◆ **The task**: Repeat the records below exactly.

::: Records for this exercise :::

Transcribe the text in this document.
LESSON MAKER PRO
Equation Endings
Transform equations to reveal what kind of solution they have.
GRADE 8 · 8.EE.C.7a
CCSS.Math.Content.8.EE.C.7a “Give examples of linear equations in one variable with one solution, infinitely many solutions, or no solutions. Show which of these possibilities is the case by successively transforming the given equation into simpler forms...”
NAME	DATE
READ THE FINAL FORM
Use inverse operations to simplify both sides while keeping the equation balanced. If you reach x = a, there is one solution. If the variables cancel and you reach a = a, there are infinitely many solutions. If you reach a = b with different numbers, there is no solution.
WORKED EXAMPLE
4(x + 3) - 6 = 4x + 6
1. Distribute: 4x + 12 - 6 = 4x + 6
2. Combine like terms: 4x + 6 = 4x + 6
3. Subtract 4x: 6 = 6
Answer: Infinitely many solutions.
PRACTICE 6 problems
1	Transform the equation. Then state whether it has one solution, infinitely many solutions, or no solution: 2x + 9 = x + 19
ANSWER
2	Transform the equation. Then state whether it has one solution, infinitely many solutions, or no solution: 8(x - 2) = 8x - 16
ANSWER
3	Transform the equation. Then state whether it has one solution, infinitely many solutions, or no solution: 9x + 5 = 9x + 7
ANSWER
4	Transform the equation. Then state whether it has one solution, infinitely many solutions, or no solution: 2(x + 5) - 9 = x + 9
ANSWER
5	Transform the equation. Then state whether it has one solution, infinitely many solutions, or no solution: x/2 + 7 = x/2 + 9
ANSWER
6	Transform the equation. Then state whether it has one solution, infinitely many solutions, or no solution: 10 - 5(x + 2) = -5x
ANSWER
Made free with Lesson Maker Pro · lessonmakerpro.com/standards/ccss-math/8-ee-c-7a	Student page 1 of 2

:::

◆ **Exercise answer**:
Transcribe the text in this document.
LESSON MAKER PRO
Equation Endings
Transform equations to reveal what kind of solution they have.
GRADE 8 · 8.EE.C.7a
CCSS.Math.Content.8.EE.C.7a “Give examples of linear equations in one variable with one solution, infinitely many solutions, or no solutions. Show which of these possibilities is the case by successively transforming the given equation into simpler forms...”
NAME	DATE
READ THE FINAL FORM
Use inverse operations to simplify both sides while keeping the equation balanced. If you reach x = a, there is one solution. If the variables cancel and you reach a = a, there are infinitely many solutions. If you reach a = b with different numbers, there is no solution.
WORKED EXAMPLE
4(x + 3) - 6 = 4x + 6
1. Distribute: 4x + 12 - 6 = 4x + 6
2. Combine like terms: 4x + 6 = 4x + 6
3. Subtract 4x: 6 = 6
Answer: Infinitely many solutions.
PRACTICE 6 problems
1	Transform the equation. Then state whether it has one solution, infinitely many solutions, or no solution: 2x + 9 = x + 19
ANSWER
2	Transform the equation. Then state whether it has one solution, infinitely many solutions, or no solution: 8(x - 2) = 8x - 16
ANSWER
3	Transform the equation. Then state whether it has one solution, infinitely many solutions, or no solution: 9x + 5 = 9x + 7
ANSWER
4	Transform the equation. Then state whether it has one solution, infinitely many solutions, or no solution: 2(x + 5) - 9 = x + 9
ANSWER
5	Transform the equation. Then state whether it has one solution, infinitely many solutions, or no solution: x/2 + 7 = x/2 + 9
ANSWER
6	Transform the equation. Then state whether it has one solution, infinitely many solutions, or no solution: 10 - 5(x + 2) = -5x
ANSWER
Made free with Lesson Maker Pro · lessonmakerpro.com/standards/ccss-math/8-ee-c-7a	Student page 1 of 2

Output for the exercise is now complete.